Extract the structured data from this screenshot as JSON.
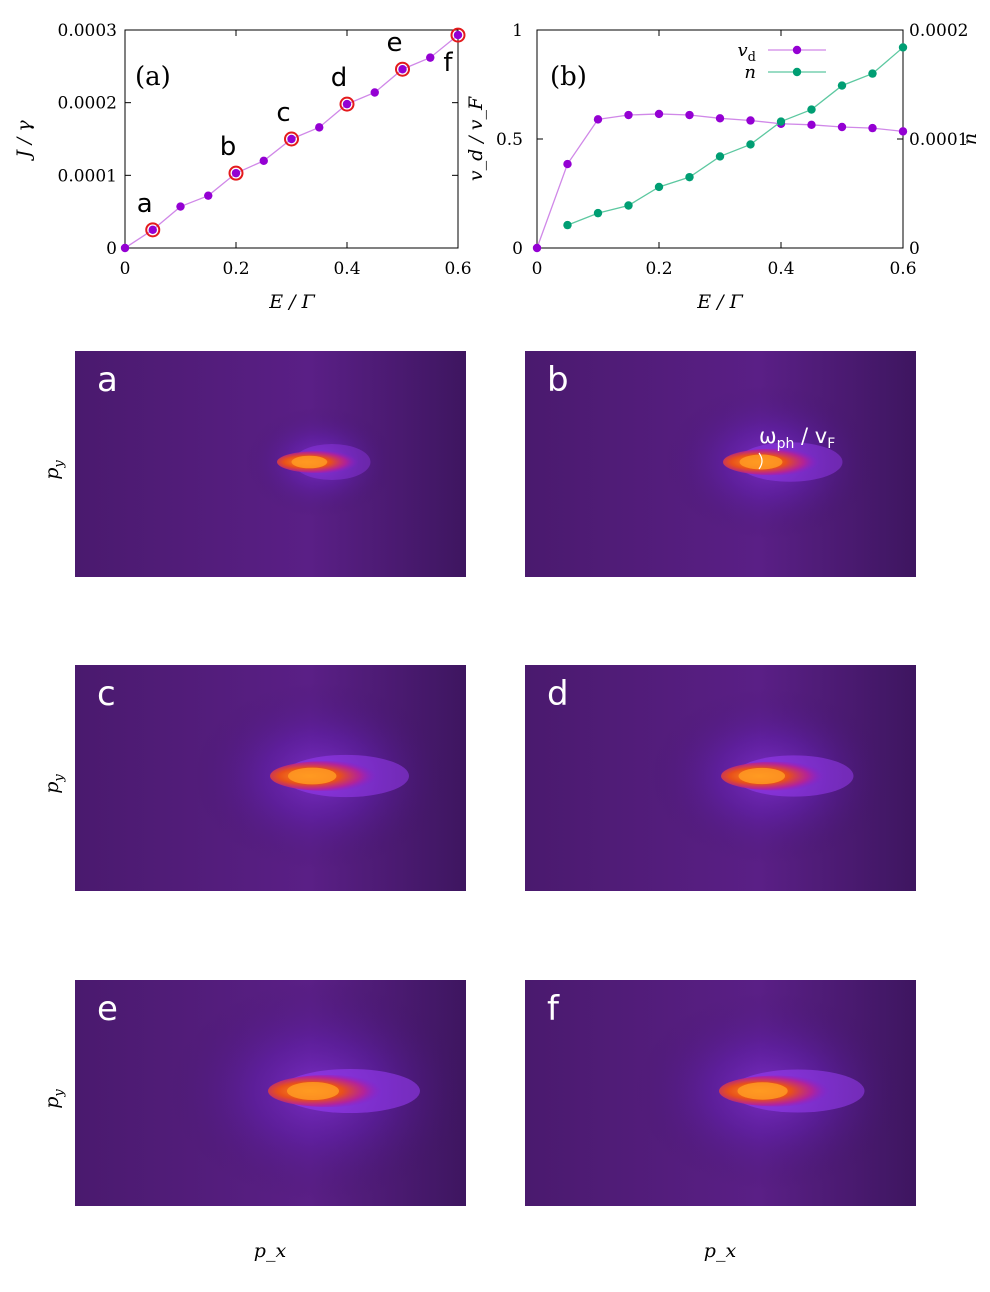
{
  "chart_data": [
    {
      "type": "line",
      "panel": "(a)",
      "xlabel": "E / Γ",
      "ylabel": "J / γ",
      "xlim": [
        0,
        0.6
      ],
      "ylim": [
        0,
        0.0003
      ],
      "xticks": [
        0,
        0.2,
        0.4,
        0.6
      ],
      "xtick_labels": [
        "0",
        "0.2",
        "0.4",
        "0.6"
      ],
      "yticks": [
        0,
        0.0001,
        0.0002,
        0.0003
      ],
      "ytick_labels": [
        "0",
        "0.0001",
        "0.0002",
        "0.0003"
      ],
      "x": [
        0,
        0.05,
        0.1,
        0.15,
        0.2,
        0.25,
        0.3,
        0.35,
        0.4,
        0.45,
        0.5,
        0.55,
        0.6
      ],
      "y": [
        0,
        2.5e-05,
        5.7e-05,
        7.2e-05,
        0.000103,
        0.00012,
        0.00015,
        0.000166,
        0.000198,
        0.000214,
        0.000246,
        0.000262,
        0.000293
      ],
      "series_color": "#9400d3",
      "highlight_color": "#e41a1c",
      "highlighted": [
        {
          "label": "a",
          "x": 0.05
        },
        {
          "label": "b",
          "x": 0.2
        },
        {
          "label": "c",
          "x": 0.3
        },
        {
          "label": "d",
          "x": 0.4
        },
        {
          "label": "e",
          "x": 0.5
        },
        {
          "label": "f",
          "x": 0.6
        }
      ]
    },
    {
      "type": "line",
      "panel": "(b)",
      "xlabel": "E / Γ",
      "ylabel": "v_d / v_F",
      "y2label": "n",
      "xlim": [
        0,
        0.6
      ],
      "ylim": [
        0,
        1
      ],
      "y2lim": [
        0,
        0.0002
      ],
      "xticks": [
        0,
        0.2,
        0.4,
        0.6
      ],
      "xtick_labels": [
        "0",
        "0.2",
        "0.4",
        "0.6"
      ],
      "yticks": [
        0,
        0.5,
        1
      ],
      "ytick_labels": [
        "0",
        "0.5",
        "1"
      ],
      "y2ticks": [
        0,
        0.0001,
        0.0002
      ],
      "y2tick_labels": [
        "0",
        "0.0001",
        "0.0002"
      ],
      "legend_position": "top-right",
      "series": [
        {
          "name": "v",
          "name_sub": "d",
          "axis": "left",
          "color": "#9400d3",
          "x": [
            0,
            0.05,
            0.1,
            0.15,
            0.2,
            0.25,
            0.3,
            0.35,
            0.4,
            0.45,
            0.5,
            0.55,
            0.6
          ],
          "values": [
            0,
            0.385,
            0.59,
            0.61,
            0.615,
            0.61,
            0.595,
            0.585,
            0.57,
            0.565,
            0.555,
            0.55,
            0.535
          ]
        },
        {
          "name": "n",
          "axis": "right",
          "color": "#009e73",
          "x": [
            0.05,
            0.1,
            0.15,
            0.2,
            0.25,
            0.3,
            0.35,
            0.4,
            0.45,
            0.5,
            0.55,
            0.6
          ],
          "values": [
            2.1e-05,
            3.2e-05,
            3.9e-05,
            5.6e-05,
            6.5e-05,
            8.4e-05,
            9.5e-05,
            0.000116,
            0.000127,
            0.000149,
            0.00016,
            0.000184
          ]
        }
      ]
    },
    {
      "type": "heatmap",
      "panels": [
        {
          "label": "a",
          "spread": 0.55,
          "intensity": 0.6,
          "halo": 0.5
        },
        {
          "label": "b",
          "spread": 0.75,
          "intensity": 0.75,
          "halo": 0.7
        },
        {
          "label": "c",
          "spread": 0.9,
          "intensity": 0.85,
          "halo": 0.85
        },
        {
          "label": "d",
          "spread": 0.85,
          "intensity": 0.85,
          "halo": 0.8
        },
        {
          "label": "e",
          "spread": 1.0,
          "intensity": 0.95,
          "halo": 1.0
        },
        {
          "label": "f",
          "spread": 0.95,
          "intensity": 0.9,
          "halo": 0.9
        }
      ],
      "xlabel": "p_x",
      "ylabel": "p_y",
      "annotation": {
        "panel": "b",
        "text": "ω",
        "sub": "ph",
        "rest": " / v",
        "sub2": "F"
      }
    }
  ]
}
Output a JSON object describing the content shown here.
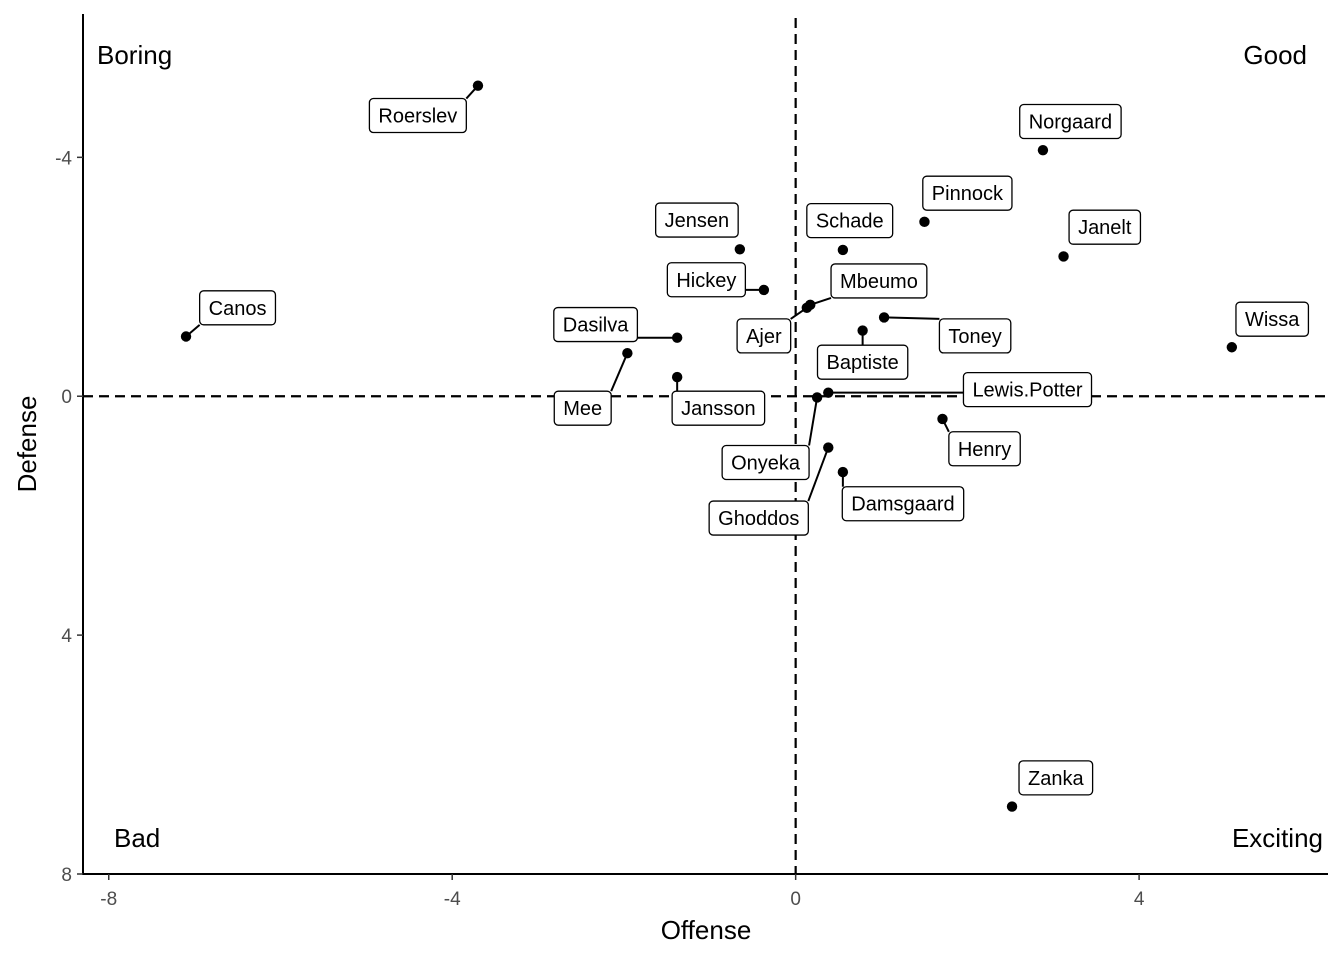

···

**Exercise aim:** All of the data above should be quoted exactly, except for the pictures.

**Complete answer:**
Extract the structured data from this screenshot as JSON.
{
  "chart_data": [
    {
      "type": "line",
      "panel": "(a)",
      "xlabel": "E / Γ",
      "ylabel": "J / γ",
      "xlim": [
        0,
        0.6
      ],
      "ylim": [
        0,
        0.0003
      ],
      "xticks": [
        0,
        0.2,
        0.4,
        0.6
      ],
      "xtick_labels": [
        "0",
        "0.2",
        "0.4",
        "0.6"
      ],
      "yticks": [
        0,
        0.0001,
        0.0002,
        0.0003
      ],
      "ytick_labels": [
        "0",
        "0.0001",
        "0.0002",
        "0.0003"
      ],
      "x": [
        0,
        0.05,
        0.1,
        0.15,
        0.2,
        0.25,
        0.3,
        0.35,
        0.4,
        0.45,
        0.5,
        0.55,
        0.6
      ],
      "y": [
        0,
        2.5e-05,
        5.7e-05,
        7.2e-05,
        0.000103,
        0.00012,
        0.00015,
        0.000166,
        0.000198,
        0.000214,
        0.000246,
        0.000262,
        0.000293
      ],
      "series_color": "#9400d3",
      "highlight_color": "#e41a1c",
      "highlighted": [
        {
          "label": "a",
          "x": 0.05
        },
        {
          "label": "b",
          "x": 0.2
        },
        {
          "label": "c",
          "x": 0.3
        },
        {
          "label": "d",
          "x": 0.4
        },
        {
          "label": "e",
          "x": 0.5
        },
        {
          "label": "f",
          "x": 0.6
        }
      ]
    },
    {
      "type": "line",
      "panel": "(b)",
      "xlabel": "E / Γ",
      "ylabel": "v_d / v_F",
      "y2label": "n",
      "xlim": [
        0,
        0.6
      ],
      "ylim": [
        0,
        1
      ],
      "y2lim": [
        0,
        0.0002
      ],
      "xticks": [
        0,
        0.2,
        0.4,
        0.6
      ],
      "xtick_labels": [
        "0",
        "0.2",
        "0.4",
        "0.6"
      ],
      "yticks": [
        0,
        0.5,
        1
      ],
      "ytick_labels": [
        "0",
        "0.5",
        "1"
      ],
      "y2ticks": [
        0,
        0.0001,
        0.0002
      ],
      "y2tick_labels": [
        "0",
        "0.0001",
        "0.0002"
      ],
      "legend_position": "top-right",
      "series": [
        {
          "name": "v",
          "name_sub": "d",
          "axis": "left",
          "color": "#9400d3",
          "x": [
            0,
            0.05,
            0.1,
            0.15,
            0.2,
            0.25,
            0.3,
            0.35,
            0.4,
            0.45,
            0.5,
            0.55,
            0.6
          ],
          "values": [
            0,
            0.385,
            0.59,
            0.61,
            0.615,
            0.61,
            0.595,
            0.585,
            0.57,
            0.565,
            0.555,
            0.55,
            0.535
          ]
        },
        {
          "name": "n",
          "axis": "right",
          "color": "#009e73",
          "x": [
            0.05,
            0.1,
            0.15,
            0.2,
            0.25,
            0.3,
            0.35,
            0.4,
            0.45,
            0.5,
            0.55,
            0.6
          ],
          "values": [
            2.1e-05,
            3.2e-05,
            3.9e-05,
            5.6e-05,
            6.5e-05,
            8.4e-05,
            9.5e-05,
            0.000116,
            0.000127,
            0.000149,
            0.00016,
            0.000184
          ]
        }
      ]
    },
    {
      "type": "heatmap",
      "panels": [
        {
          "label": "a",
          "spread": 0.55,
          "intensity": 0.6,
          "halo": 0.5
        },
        {
          "label": "b",
          "spread": 0.75,
          "intensity": 0.75,
          "halo": 0.7
        },
        {
          "label": "c",
          "spread": 0.9,
          "intensity": 0.85,
          "halo": 0.85
        },
        {
          "label": "d",
          "spread": 0.85,
          "intensity": 0.85,
          "halo": 0.8
        },
        {
          "label": "e",
          "spread": 1.0,
          "intensity": 0.95,
          "halo": 1.0
        },
        {
          "label": "f",
          "spread": 0.95,
          "intensity": 0.9,
          "halo": 0.9
        }
      ],
      "xlabel": "p_x",
      "ylabel": "p_y",
      "annotation": {
        "panel": "b",
        "text": "ω",
        "sub": "ph",
        "rest": " / v",
        "sub2": "F"
      }
    }
  ]
}
Output a JSON object describing the content shown here.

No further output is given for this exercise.